**KUTIPAN**
★ ★ ★ ★ ★ ★ ★

REPUBLIKA.CO.ID, WASHINGTON -- Aksi terorisme yang menyasar Kota Christchurch, Selandia Baru, turut menyeret nama Presiden Amerika Serikat Donald Trump. Sebab, pelaku teror yang menewaskan 49 orang itu menyatakan dukungan terang-terangan terhadap Trump.
Pria bersenjata asal Australia bernama Brenton Tarrant itu mendeskripsikan Trump sebagai simbol identitas kulit putih yang terbarukan dan tujuan bersama. Semua tercantum dalam dokumen 74 halaman yang diunggah daring sebelum serangan berlangsung Jumat (15/3) siang.
Dengan kondisi itu, banyak pihak mendesak agar Trump menyatakan penolakan atas isu supremasi kulit putih. Salah satunya adalah presenter Inggris, Piers Morgan, yang pernah menyebut Presiden Trump sebagai kawannya.

★ ★ ★ ★ ★ ★ ★

[Data analisis tata letak dokumen]
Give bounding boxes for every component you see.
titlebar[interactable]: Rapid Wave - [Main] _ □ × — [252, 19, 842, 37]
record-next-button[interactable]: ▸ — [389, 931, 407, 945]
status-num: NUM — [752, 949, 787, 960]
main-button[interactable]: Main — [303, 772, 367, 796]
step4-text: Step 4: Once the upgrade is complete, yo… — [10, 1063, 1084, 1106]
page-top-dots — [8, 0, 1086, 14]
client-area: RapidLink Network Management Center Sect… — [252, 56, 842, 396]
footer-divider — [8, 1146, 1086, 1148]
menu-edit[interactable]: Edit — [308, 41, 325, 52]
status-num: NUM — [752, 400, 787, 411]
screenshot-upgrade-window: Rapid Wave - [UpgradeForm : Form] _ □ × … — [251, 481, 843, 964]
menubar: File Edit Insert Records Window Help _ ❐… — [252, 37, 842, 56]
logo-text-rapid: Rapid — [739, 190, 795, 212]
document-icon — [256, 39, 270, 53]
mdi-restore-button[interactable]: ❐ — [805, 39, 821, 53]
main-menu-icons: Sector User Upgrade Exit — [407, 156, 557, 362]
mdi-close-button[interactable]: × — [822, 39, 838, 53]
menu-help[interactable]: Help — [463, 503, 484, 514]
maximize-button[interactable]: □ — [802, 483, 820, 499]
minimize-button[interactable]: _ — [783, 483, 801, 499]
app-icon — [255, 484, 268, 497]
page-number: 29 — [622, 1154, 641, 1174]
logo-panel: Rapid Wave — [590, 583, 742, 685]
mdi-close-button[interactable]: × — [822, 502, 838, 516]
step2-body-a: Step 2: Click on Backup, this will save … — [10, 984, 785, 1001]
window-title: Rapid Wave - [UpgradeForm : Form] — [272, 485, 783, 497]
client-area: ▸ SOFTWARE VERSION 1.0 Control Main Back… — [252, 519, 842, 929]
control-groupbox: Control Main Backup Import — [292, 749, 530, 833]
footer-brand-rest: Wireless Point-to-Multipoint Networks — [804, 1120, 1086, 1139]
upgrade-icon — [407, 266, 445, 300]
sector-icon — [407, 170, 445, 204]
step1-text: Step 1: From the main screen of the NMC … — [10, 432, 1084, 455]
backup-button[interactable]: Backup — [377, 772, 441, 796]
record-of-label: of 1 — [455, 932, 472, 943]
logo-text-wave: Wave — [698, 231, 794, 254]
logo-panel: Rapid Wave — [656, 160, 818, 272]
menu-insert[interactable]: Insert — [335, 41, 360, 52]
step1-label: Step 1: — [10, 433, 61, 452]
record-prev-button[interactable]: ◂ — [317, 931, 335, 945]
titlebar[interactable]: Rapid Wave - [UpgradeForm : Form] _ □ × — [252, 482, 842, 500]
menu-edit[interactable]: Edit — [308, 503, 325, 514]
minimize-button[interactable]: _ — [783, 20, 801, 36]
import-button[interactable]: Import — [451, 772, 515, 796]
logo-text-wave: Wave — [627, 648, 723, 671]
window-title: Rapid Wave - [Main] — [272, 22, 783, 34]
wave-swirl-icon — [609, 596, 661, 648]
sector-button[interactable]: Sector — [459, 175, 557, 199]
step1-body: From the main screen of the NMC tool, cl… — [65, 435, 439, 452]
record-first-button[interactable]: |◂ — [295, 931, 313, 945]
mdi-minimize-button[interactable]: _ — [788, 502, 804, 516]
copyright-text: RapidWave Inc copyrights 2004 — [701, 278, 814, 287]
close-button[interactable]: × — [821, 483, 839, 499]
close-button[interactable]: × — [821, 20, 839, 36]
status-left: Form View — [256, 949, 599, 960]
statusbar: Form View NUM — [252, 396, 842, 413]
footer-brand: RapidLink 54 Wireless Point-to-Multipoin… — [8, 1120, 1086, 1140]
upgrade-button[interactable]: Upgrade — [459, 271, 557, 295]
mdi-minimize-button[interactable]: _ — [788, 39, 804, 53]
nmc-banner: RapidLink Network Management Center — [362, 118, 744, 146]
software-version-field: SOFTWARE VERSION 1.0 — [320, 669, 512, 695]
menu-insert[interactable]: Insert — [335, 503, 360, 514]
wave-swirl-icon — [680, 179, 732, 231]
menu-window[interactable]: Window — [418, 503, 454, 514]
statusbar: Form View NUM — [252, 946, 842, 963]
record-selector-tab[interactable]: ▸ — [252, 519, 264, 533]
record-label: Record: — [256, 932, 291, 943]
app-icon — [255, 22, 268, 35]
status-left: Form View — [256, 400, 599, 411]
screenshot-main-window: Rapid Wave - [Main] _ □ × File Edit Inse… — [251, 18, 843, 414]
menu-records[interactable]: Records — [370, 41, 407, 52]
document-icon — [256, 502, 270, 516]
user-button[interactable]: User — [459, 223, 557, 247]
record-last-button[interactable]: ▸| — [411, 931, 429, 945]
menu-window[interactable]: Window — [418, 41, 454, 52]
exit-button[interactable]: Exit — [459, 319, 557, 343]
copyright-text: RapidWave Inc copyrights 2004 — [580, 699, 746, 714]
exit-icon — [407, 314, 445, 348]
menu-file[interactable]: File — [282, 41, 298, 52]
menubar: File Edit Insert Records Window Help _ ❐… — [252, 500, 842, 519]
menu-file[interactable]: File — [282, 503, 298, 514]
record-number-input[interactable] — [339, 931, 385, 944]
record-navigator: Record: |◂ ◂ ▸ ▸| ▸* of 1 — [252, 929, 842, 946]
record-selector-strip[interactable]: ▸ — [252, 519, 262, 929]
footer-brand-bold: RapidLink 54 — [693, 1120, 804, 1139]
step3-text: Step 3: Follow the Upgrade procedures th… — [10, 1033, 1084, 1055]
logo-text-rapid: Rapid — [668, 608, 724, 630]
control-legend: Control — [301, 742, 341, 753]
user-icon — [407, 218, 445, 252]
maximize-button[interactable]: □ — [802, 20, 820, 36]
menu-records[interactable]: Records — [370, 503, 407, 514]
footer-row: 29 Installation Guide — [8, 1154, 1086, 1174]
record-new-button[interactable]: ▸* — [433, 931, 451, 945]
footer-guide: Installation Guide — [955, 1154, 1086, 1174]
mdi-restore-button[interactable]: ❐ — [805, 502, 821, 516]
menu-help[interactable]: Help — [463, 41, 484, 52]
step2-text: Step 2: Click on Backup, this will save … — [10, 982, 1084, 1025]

★ ★ ★ ★ ★ ★ ★

**BUTIR TUGAS A**
Tuliskan ulang bagian berita teror Christchurch mulai dari "Pria bersenjata asal" sampai dengan "Trump sebagai kawannya.".
**BUTIR TUGAS B**
Menurut berita teror Christchurch, berapa halaman dokumen yang diunggah pelaku secara daring sebelum serangan?
**BUTIR TUGAS C**
Lanjutkan berita tentang teror Christchurch dan Presiden Trump, mulai setelah kalimat terakhirnya.

**HASIL TUGAS A**
Pria bersenjata asal Australia bernama Brenton Tarrant itu mendeskripsikan Trump sebagai simbol identitas kulit putih yang terbarukan dan tujuan bersama. Semua tercantum dalam dokumen 74 halaman yang diunggah daring sebelum serangan berlangsung Jumat (15/3) siang.
Dengan kondisi itu, banyak pihak mendesak agar Trump menyatakan penolakan atas isu supremasi kulit putih. Salah satunya adalah presenter Inggris, Piers Morgan, yang pernah menyebut Presiden Trump sebagai kawannya.

**HASIL TUGAS B**
74 halaman.

**HASIL TUGAS C**
"Ini saatnya, Pak Presiden @realDonaldTrump. Anda sekarang harus menentang semua supremasi kulit putih tanpa dalih. Mereka menggunakan namamu untuk membenarkan kebiadaban rasis," kata Morgan lewat akun @piersmorgan, Jumat (15/3), dikutip dari laman Daily Mail.
Dia juga mengungkit bahwa Trump pernah menunjukkan sikap keliru pada bentrokan di Charlottesville, Virginia, AS, 2017 silam. Saat itu, seorang laki-laki menabrakkan mobilnya ke arah kerumunan demonstran yang menentang supremasi kulit putih.
Satu perempuan tewas dan banyak orang lainnya luka-luka pada insiden tersebut. Banyak orang mengkritik Trump karena saat itu sang presiden mengatakan kesalahan ada di kedua belah pihak. Morgan berharap kini Trump bertindak benar, sesuatu yang dinantikan dunia.
Setelah terjadinya insiden, Trump menuliskan cicitan di Twitter yang memuat ucapan simpati. Dia mengungkapkan, turut berduka dengan adanya "pembantaian mengerikan" di masjid. Atas nama Amerika Serikat, Trump menawarkan bantuan apa pun yang dibutuhkan Selandia Baru.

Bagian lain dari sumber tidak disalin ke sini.